[Data entries for graphics]

▬▬▬▬▬▬▬▬▬▬

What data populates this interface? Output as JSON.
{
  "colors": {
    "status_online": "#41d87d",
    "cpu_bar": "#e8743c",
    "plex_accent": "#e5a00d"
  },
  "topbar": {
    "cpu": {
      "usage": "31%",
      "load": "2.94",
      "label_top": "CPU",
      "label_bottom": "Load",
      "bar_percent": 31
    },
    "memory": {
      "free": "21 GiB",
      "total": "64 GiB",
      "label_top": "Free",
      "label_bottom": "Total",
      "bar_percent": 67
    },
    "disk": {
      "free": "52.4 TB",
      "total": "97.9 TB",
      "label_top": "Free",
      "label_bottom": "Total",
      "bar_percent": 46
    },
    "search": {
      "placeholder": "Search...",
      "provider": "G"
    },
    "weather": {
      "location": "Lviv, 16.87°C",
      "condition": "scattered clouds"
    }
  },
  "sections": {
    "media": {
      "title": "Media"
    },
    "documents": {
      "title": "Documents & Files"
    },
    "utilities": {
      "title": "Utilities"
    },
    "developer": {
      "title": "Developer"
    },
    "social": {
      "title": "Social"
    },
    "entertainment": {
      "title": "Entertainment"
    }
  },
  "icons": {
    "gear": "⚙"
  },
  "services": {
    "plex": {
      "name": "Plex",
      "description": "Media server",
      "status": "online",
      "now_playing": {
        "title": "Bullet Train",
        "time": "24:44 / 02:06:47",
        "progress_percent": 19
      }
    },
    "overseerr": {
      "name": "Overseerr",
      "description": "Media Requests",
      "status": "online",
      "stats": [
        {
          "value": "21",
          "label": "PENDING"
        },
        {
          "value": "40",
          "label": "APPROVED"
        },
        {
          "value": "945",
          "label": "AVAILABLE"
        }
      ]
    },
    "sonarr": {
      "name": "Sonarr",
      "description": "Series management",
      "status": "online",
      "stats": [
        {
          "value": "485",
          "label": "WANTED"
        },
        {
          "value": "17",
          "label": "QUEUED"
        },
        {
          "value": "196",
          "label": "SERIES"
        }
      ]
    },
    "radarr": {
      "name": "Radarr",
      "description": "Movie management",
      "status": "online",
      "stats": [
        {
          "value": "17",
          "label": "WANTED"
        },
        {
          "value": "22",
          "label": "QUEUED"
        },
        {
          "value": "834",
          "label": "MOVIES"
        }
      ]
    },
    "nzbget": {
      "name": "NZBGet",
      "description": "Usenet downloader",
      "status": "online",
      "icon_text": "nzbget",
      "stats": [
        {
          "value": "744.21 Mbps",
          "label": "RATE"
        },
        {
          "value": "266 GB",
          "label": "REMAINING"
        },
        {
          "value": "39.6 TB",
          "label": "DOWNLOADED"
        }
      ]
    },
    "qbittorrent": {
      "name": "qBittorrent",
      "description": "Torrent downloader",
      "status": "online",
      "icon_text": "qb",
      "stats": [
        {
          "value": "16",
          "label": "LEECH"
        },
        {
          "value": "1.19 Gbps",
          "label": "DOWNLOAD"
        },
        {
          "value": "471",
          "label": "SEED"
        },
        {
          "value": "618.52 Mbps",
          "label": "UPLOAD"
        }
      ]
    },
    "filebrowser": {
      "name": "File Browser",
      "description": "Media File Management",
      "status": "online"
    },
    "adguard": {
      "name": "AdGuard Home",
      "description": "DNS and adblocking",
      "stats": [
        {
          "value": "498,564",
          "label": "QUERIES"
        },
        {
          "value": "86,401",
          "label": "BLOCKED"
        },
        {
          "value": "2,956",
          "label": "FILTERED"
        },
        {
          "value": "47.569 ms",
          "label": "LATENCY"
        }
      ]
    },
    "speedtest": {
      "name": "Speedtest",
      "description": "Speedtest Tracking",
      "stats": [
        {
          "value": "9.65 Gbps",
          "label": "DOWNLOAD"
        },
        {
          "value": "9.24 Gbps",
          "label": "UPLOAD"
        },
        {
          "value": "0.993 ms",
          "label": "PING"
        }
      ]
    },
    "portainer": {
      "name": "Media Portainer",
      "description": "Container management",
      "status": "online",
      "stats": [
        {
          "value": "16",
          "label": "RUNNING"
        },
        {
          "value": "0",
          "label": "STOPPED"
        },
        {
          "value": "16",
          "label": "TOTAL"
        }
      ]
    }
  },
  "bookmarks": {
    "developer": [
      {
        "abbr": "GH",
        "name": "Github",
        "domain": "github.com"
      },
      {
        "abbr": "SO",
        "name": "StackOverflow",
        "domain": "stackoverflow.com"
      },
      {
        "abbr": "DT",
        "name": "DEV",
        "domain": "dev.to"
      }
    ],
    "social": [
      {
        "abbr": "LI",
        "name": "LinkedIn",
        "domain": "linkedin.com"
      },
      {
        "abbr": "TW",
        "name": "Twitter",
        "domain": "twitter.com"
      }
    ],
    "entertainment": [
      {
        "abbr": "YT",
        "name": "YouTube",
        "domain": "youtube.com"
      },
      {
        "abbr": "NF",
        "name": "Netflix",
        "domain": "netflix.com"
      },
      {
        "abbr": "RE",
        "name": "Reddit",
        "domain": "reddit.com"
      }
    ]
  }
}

▬▬▬▬▬▬▬▬▬▬

Reproduce the full listing above, character for character.

• **Solution to the problem**
What data populates this interface? Output as JSON.
{
  "colors": {
    "status_online": "#41d87d",
    "cpu_bar": "#e8743c",
    "plex_accent": "#e5a00d"
  },
  "topbar": {
    "cpu": {
      "usage": "31%",
      "load": "2.94",
      "label_top": "CPU",
      "label_bottom": "Load",
      "bar_percent": 31
    },
    "memory": {
      "free": "21 GiB",
      "total": "64 GiB",
      "label_top": "Free",
      "label_bottom": "Total",
      "bar_percent": 67
    },
    "disk": {
      "free": "52.4 TB",
      "total": "97.9 TB",
      "label_top": "Free",
      "label_bottom": "Total",
      "bar_percent": 46
    },
    "search": {
      "placeholder": "Search...",
      "provider": "G"
    },
    "weather": {
      "location": "Lviv, 16.87°C",
      "condition": "scattered clouds"
    }
  },
  "sections": {
    "media": {
      "title": "Media"
    },
    "documents": {
      "title": "Documents & Files"
    },
    "utilities": {
      "title": "Utilities"
    },
    "developer": {
      "title": "Developer"
    },
    "social": {
      "title": "Social"
    },
    "entertainment": {
      "title": "Entertainment"
    }
  },
  "icons": {
    "gear": "⚙"
  },
  "services": {
    "plex": {
      "name": "Plex",
      "description": "Media server",
      "status": "online",
      "now_playing": {
        "title": "Bullet Train",
        "time": "24:44 / 02:06:47",
        "progress_percent": 19
      }
    },
    "overseerr": {
      "name": "Overseerr",
      "description": "Media Requests",
      "status": "online",
      "stats": [
        {
          "value": "21",
          "label": "PENDING"
        },
        {
          "value": "40",
          "label": "APPROVED"
        },
        {
          "value": "945",
          "label": "AVAILABLE"
        }
      ]
    },
    "sonarr": {
      "name": "Sonarr",
      "description": "Series management",
      "status": "online",
      "stats": [
        {
          "value": "485",
          "label": "WANTED"
        },
        {
          "value": "17",
          "label": "QUEUED"
        },
        {
          "value": "196",
          "label": "SERIES"
        }
      ]
    },
    "radarr": {
      "name": "Radarr",
      "description": "Movie management",
      "status": "online",
      "stats": [
        {
          "value": "17",
          "label": "WANTED"
        },
        {
          "value": "22",
          "label": "QUEUED"
        },
        {
          "value": "834",
          "label": "MOVIES"
        }
      ]
    },
    "nzbget": {
      "name": "NZBGet",
      "description": "Usenet downloader",
      "status": "online",
      "icon_text": "nzbget",
      "stats": [
        {
          "value": "744.21 Mbps",
          "label": "RATE"
        },
        {
          "value": "266 GB",
          "label": "REMAINING"
        },
        {
          "value": "39.6 TB",
          "label": "DOWNLOADED"
        }
      ]
    },
    "qbittorrent": {
      "name": "qBittorrent",
      "description": "Torrent downloader",
      "status": "online",
      "icon_text": "qb",
      "stats": [
        {
          "value": "16",
          "label": "LEECH"
        },
        {
          "value": "1.19 Gbps",
          "label": "DOWNLOAD"
        },
        {
          "value": "471",
          "label": "SEED"
        },
        {
          "value": "618.52 Mbps",
          "label": "UPLOAD"
        }
      ]
    },
    "filebrowser": {
      "name": "File Browser",
      "description": "Media File Management",
      "status": "online"
    },
    "adguard": {
      "name": "AdGuard Home",
      "description": "DNS and adblocking",
      "stats": [
        {
          "value": "498,564",
          "label": "QUERIES"
        },
        {
          "value": "86,401",
          "label": "BLOCKED"
        },
        {
          "value": "2,956",
          "label": "FILTERED"
        },
        {
          "value": "47.569 ms",
          "label": "LATENCY"
        }
      ]
    },
    "speedtest": {
      "name": "Speedtest",
      "description": "Speedtest Tracking",
      "stats": [
        {
          "value": "9.65 Gbps",
          "label": "DOWNLOAD"
        },
        {
          "value": "9.24 Gbps",
          "label": "UPLOAD"
        },
        {
          "value": "0.993 ms",
          "label": "PING"
        }
      ]
    },
    "portainer": {
      "name": "Media Portainer",
      "description": "Container management",
      "status": "online",
      "stats": [
        {
          "value": "16",
          "label": "RUNNING"
        },
        {
          "value": "0",
          "label": "STOPPED"
        },
        {
          "value": "16",
          "label": "TOTAL"
        }
      ]
    }
  },
  "bookmarks": {
    "developer": [
      {
        "abbr": "GH",
        "name": "Github",
        "domain": "github.com"
      },
      {
        "abbr": "SO",
        "name": "StackOverflow",
        "domain": "stackoverflow.com"
      },
      {
        "abbr": "DT",
        "name": "DEV",
        "domain": "dev.to"
      }
    ],
    "social": [
      {
        "abbr": "LI",
        "name": "LinkedIn",
        "domain": "linkedin.com"
      },
      {
        "abbr": "TW",
        "name": "Twitter",
        "domain": "twitter.com"
      }
    ],
    "entertainment": [
      {
        "abbr": "YT",
        "name": "YouTube",
        "domain": "youtube.com"
      },
      {
        "abbr": "NF",
        "name": "Netflix",
        "domain": "netflix.com"
      },
      {
        "abbr": "RE",
        "name": "Reddit",
        "domain": "reddit.com"
      }
    ]
  }
}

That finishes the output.